I’ll leave the description to him: “I’m a ‘constitutional conservative’ in the strict construction tradition of Jefferson and Ron Paul, combined with the social morality emphasis of people like Pat Buchanan. The ‘for the common good’ half of my slogan is an indication that I’m still committed to my La Follette/Bryan progressive populism roots.” The stanchions of his platform are “populism and peace, localism, and integrity.”

Taylor was a Ron Paul delegate to the 2012 GOP convention—he praises the gutsy libertarian’s “peace-minded, America First foreign policy”—an act for which he and his renegade comrades were targeted by establishment drones in Des Moines. Yet as David Bowie once sang, the shame was on the other side: never forget that obedient Republicans marched in lockstep with George W. Bush, John McCain, Mitt Romney, and the Iraq War chickenhawks.

■ Record set
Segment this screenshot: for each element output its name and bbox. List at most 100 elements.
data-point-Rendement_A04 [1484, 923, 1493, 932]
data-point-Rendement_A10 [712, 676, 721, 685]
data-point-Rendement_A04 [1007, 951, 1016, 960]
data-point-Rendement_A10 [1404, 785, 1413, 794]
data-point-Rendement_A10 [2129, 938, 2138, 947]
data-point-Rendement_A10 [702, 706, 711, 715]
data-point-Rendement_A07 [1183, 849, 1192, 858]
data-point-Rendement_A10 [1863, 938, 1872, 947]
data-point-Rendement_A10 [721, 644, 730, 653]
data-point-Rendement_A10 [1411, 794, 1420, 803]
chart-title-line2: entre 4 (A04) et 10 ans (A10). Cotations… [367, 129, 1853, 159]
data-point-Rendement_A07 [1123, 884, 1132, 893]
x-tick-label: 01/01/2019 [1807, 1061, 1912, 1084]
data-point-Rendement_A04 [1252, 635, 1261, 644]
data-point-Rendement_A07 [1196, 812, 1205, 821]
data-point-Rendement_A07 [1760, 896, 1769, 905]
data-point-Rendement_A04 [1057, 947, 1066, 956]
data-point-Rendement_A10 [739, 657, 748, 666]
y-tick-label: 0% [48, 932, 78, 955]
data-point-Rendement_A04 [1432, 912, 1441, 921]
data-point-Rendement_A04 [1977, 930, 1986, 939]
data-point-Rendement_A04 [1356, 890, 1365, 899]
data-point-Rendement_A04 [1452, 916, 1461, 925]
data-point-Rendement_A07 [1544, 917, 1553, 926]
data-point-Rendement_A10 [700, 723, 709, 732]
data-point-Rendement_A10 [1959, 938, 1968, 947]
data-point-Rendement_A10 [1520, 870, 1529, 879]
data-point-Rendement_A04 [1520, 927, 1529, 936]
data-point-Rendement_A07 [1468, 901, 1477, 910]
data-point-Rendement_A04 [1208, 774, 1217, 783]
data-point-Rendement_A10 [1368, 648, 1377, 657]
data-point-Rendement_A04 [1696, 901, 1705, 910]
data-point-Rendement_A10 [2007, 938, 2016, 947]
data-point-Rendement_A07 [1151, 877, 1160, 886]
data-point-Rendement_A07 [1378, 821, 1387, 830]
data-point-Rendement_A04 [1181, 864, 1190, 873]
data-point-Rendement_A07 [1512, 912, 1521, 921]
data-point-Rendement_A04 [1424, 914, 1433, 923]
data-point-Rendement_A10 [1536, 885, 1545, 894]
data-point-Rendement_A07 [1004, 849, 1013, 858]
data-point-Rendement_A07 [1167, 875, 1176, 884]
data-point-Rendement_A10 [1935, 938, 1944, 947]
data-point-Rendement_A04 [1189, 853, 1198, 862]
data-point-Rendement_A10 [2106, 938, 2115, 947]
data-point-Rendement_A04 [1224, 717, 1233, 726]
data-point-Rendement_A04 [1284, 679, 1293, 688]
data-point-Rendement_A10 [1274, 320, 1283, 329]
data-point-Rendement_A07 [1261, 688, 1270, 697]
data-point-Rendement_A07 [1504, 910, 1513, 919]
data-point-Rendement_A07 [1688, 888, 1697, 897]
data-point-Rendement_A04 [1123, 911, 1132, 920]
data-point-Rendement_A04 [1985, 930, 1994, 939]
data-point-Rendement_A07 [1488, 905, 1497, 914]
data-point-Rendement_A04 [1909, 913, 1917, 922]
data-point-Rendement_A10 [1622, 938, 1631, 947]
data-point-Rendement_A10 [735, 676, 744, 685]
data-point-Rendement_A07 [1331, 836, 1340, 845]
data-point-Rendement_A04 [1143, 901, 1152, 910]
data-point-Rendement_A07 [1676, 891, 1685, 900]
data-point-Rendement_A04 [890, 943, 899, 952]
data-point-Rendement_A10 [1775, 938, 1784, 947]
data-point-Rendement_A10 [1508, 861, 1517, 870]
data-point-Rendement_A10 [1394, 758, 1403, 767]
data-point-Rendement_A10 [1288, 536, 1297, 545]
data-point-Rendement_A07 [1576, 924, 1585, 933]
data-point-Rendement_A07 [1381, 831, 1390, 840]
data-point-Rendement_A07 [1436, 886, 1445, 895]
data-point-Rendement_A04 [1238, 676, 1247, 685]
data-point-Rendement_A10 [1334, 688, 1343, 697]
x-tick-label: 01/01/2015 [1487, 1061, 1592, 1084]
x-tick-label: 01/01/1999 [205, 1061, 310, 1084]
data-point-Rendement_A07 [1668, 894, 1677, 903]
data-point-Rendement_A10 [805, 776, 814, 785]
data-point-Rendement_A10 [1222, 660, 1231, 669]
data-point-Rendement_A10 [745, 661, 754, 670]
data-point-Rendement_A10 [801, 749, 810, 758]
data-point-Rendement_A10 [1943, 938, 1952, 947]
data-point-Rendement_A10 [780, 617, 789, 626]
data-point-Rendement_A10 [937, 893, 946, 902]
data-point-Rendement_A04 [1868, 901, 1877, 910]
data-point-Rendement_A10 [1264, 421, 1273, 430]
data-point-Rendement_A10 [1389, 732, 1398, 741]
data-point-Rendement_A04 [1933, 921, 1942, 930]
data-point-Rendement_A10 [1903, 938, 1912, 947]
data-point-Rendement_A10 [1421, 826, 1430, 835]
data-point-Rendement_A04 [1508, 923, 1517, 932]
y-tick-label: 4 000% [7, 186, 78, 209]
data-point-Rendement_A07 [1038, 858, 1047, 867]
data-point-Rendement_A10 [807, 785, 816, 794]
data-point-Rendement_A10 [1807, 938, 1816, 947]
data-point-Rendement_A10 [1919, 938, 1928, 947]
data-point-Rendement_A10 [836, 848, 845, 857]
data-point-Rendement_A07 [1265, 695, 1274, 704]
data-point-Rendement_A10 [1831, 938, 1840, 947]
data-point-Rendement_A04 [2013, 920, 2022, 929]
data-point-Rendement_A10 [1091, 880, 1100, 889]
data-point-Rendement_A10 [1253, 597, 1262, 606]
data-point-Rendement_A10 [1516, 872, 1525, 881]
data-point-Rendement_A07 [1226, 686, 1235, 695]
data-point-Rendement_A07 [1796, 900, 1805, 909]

■ Assigned task A
In the passage about Taylor, which convention did Taylor attend as a Ron Paul delegate?
■ Assigned task B
Turn the paragraph of the passage about Taylor that starts "Taylor was a Ron Paul delegate" into a short bulleted list that keeps its main facts.
■ Assigned task C
Reproduce the section of the passage about Taylor that begins at the words "I’ll leave the" and stops after "Iraq War chickenhawks.".

■ Written answer A
The 2012 GOP convention.

■ Written answer B
- Taylor was a Ron Paul delegate to the 2012 GOP convention and praises Paul's "peace-minded, America First foreign policy."
- Because of this, he and his fellow renegades were targeted by establishment drones in Des Moines.
- Echoing a David Bowie song, the writer says the shame was on the other side: obedient Republicans who marched in lockstep with George W. Bush, John McCain, Mitt Romney, and the Iraq War chickenhawks.

■ Written answer C
I’ll leave the description to him: “I’m a ‘constitutional conservative’ in the strict construction tradition of Jefferson and Ron Paul, combined with the social morality emphasis of people like Pat Buchanan. The ‘for the common good’ half of my slogan is an indication that I’m still committed to my La Follette/Bryan progressive populism roots.” The stanchions of his platform are “populism and peace, localism, and integrity.”

Taylor was a Ron Paul delegate to the 2012 GOP convention—he praises the gutsy libertarian’s “peace-minded, America First foreign policy”—an act for which he and his renegade comrades were targeted by establishment drones in Des Moines. Yet as David Bowie once sang, the shame was on the other side: never forget that obedient Republicans marched in lockstep with George W. Bush, John McCain, Mitt Romney, and the Iraq War chickenhawks.